▶ _Direction_
Would you pull out every line of the material that contains the string "Message"?

▶ _Supplied records_
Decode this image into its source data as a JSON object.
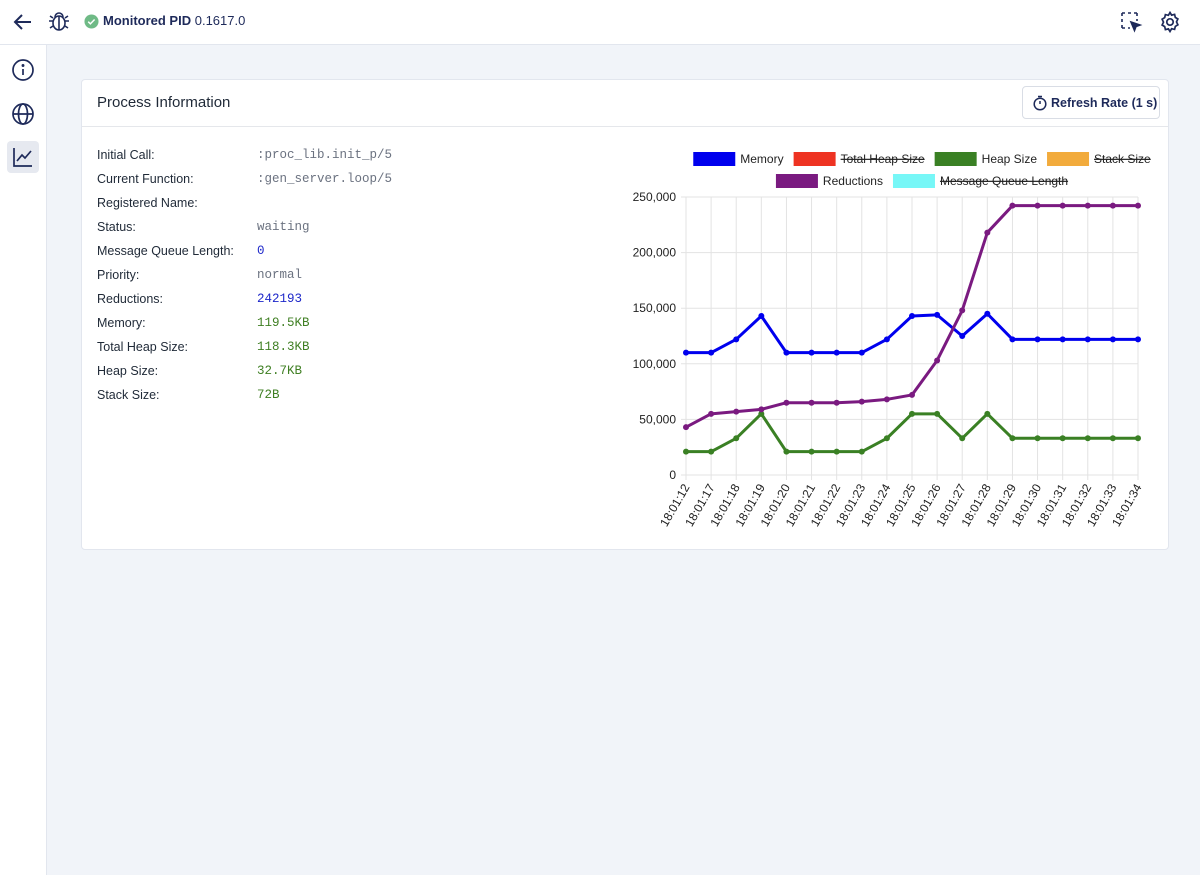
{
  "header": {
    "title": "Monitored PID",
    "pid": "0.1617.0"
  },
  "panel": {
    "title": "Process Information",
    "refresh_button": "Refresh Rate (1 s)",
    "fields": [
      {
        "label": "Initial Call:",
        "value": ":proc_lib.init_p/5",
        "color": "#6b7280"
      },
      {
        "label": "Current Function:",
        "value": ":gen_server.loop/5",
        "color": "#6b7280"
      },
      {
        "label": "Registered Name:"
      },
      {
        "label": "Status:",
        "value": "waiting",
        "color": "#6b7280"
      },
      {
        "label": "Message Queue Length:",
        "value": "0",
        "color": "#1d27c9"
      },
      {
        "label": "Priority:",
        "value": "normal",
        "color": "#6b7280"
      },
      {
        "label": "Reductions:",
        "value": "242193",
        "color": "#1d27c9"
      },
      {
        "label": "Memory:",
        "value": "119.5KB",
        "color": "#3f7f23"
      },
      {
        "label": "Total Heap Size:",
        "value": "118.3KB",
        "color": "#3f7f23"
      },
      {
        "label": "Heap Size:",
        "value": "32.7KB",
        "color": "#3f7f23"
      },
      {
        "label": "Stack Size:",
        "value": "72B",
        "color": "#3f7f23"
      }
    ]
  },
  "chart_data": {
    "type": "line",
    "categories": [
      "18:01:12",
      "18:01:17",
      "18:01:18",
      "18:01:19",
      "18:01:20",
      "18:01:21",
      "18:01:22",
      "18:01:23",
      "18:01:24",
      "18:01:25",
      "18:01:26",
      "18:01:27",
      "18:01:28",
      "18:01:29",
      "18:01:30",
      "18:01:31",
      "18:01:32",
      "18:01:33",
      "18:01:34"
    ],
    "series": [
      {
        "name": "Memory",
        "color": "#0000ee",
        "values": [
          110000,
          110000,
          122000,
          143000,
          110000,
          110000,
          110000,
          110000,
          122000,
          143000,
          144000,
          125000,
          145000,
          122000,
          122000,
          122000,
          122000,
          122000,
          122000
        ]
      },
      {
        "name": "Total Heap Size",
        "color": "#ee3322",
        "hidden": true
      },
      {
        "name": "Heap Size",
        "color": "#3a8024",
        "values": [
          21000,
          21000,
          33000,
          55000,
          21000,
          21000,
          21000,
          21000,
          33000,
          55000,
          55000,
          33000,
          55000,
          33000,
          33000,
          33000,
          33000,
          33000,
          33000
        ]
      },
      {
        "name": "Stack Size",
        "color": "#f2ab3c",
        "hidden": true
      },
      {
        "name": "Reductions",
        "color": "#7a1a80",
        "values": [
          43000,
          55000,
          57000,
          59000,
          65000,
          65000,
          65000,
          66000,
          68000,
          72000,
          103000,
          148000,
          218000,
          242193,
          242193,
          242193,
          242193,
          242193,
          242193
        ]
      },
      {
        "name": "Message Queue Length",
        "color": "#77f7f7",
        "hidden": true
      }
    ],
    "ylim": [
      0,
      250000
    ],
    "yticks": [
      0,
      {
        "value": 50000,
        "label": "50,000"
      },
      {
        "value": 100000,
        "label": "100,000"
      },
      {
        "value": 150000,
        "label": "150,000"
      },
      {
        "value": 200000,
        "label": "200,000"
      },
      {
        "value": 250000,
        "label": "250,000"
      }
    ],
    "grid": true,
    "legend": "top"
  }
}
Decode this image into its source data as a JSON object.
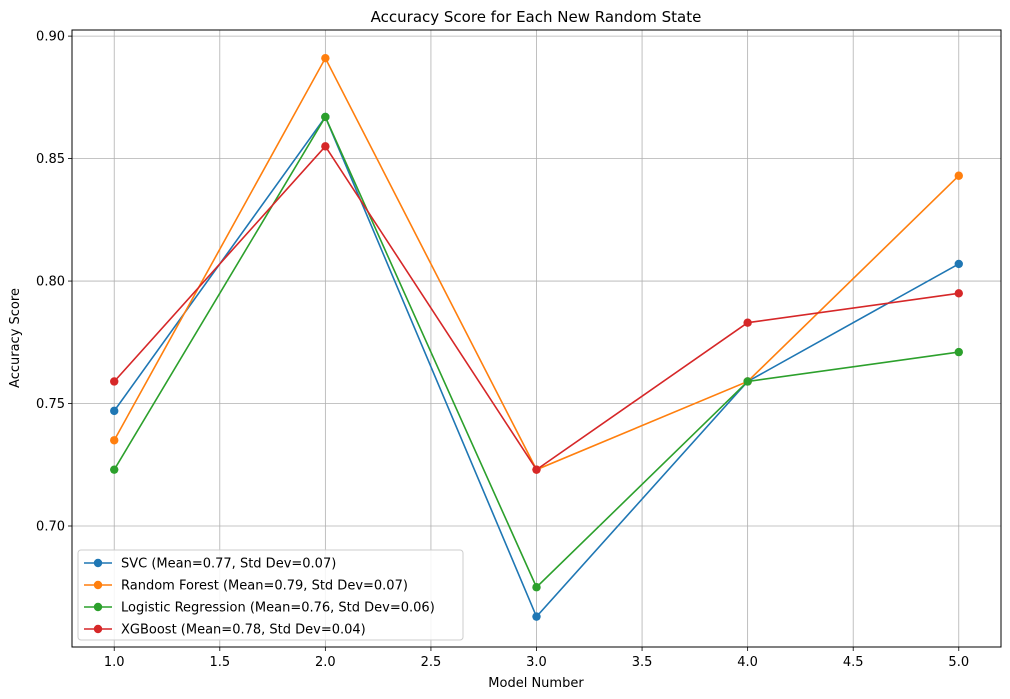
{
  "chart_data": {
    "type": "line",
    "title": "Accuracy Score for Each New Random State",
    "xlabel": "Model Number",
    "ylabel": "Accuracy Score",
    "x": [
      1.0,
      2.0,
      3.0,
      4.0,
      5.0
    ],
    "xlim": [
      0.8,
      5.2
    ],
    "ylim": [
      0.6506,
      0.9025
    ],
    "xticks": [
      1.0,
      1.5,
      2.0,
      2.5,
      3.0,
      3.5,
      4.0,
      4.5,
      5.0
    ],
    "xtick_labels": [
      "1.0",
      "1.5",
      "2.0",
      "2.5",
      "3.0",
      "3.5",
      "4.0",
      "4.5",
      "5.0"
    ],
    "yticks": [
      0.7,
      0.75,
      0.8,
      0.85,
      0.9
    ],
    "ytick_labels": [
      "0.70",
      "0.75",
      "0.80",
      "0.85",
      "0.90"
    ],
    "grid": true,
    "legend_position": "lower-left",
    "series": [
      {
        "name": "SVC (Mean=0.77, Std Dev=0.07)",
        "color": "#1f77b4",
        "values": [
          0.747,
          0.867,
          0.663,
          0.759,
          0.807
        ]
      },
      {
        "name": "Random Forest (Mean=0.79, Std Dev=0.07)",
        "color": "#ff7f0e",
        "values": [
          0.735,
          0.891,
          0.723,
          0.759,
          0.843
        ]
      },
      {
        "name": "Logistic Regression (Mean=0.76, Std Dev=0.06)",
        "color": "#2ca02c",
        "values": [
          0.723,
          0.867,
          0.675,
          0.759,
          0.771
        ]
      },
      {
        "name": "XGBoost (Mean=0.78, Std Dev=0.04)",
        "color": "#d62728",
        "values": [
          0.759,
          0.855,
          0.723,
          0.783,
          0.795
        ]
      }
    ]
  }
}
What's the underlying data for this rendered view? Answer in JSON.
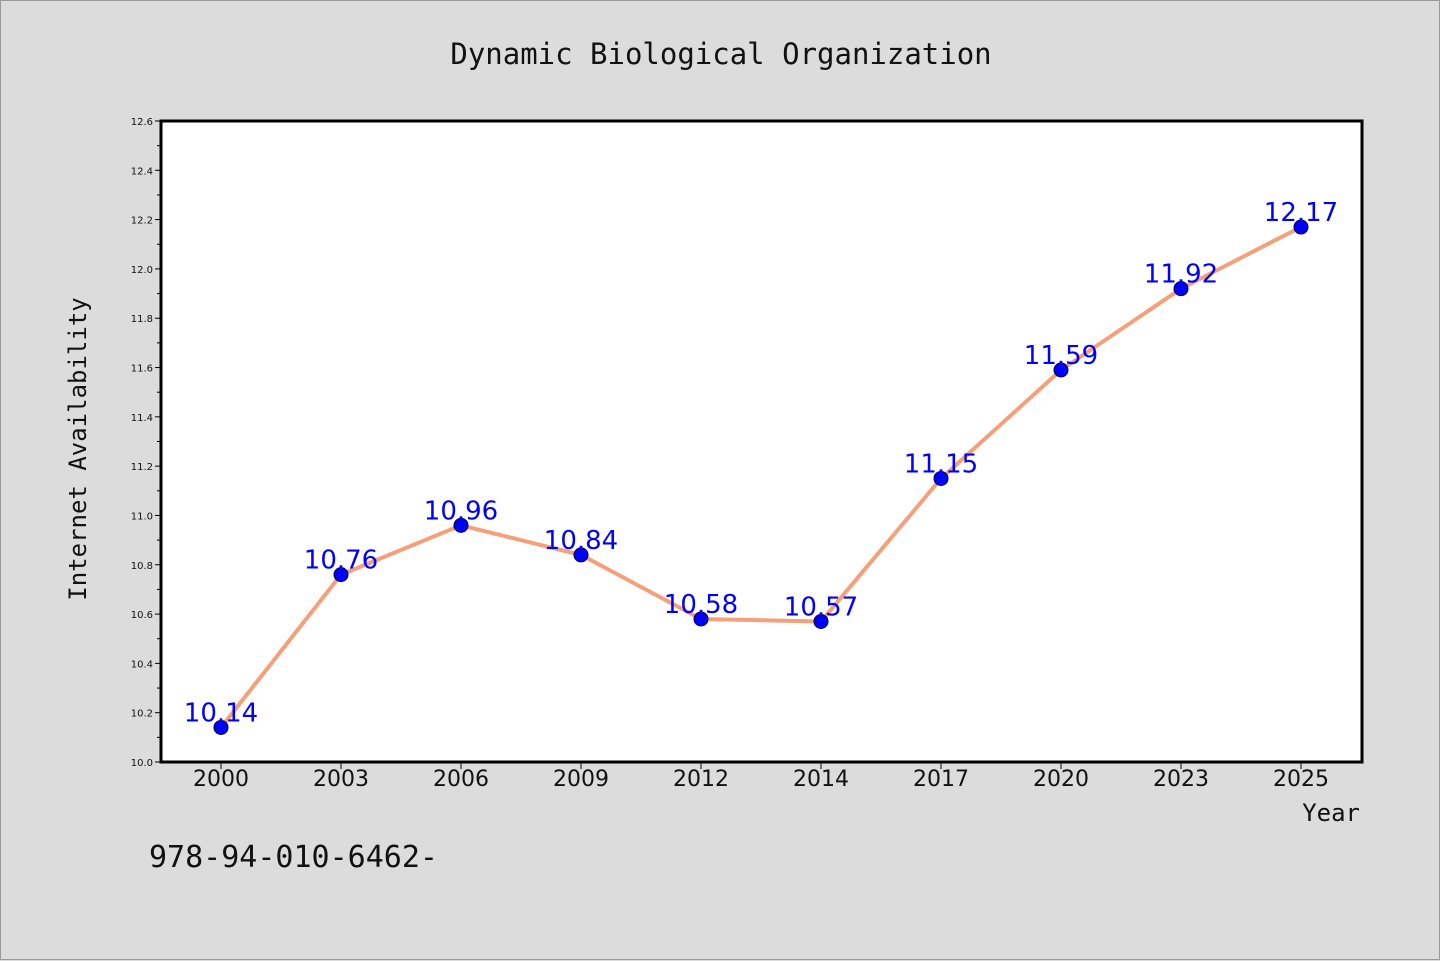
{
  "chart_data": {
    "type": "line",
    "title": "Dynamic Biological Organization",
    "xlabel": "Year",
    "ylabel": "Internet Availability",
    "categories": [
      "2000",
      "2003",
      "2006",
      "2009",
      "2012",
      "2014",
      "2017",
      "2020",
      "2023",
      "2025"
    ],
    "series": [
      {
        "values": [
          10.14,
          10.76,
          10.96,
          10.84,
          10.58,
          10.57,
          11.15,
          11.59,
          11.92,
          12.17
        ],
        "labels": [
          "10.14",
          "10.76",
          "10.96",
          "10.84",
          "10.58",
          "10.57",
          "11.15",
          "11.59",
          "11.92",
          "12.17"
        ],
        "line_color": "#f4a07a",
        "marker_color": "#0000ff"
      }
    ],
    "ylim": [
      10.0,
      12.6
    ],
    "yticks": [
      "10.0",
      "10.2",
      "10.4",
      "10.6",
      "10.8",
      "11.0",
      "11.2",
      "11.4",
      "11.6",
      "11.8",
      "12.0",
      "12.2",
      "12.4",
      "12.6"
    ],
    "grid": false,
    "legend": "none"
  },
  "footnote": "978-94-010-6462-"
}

▶ _Task output_
        "label": "Message Queue Length:",
        "name": "Message Queue Length",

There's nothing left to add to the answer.